■ Your instructions
Without omitting anything, retype the data that follows.

■ Information given

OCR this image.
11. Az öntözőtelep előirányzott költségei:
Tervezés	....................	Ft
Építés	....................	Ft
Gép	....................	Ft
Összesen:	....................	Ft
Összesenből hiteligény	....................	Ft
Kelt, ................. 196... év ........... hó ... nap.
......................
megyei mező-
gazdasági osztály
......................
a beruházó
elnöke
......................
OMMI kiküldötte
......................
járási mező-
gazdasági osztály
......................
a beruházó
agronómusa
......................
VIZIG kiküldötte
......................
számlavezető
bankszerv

■ Correct response
OCR this image.
11. Az öntözőtelep előirányzott költségei:
Tervezés	....................	Ft
Építés	....................	Ft
Gép	....................	Ft
Összesen:	....................	Ft
Összesenből hiteligény	....................	Ft
Kelt, ................. 196... év ........... hó ... nap.
......................
megyei mező-
gazdasági osztály
......................
a beruházó
elnöke
......................
OMMI kiküldötte
......................
járási mező-
gazdasági osztály
......................
a beruházó
agronómusa
......................
VIZIG kiküldötte
......................
számlavezető
bankszerv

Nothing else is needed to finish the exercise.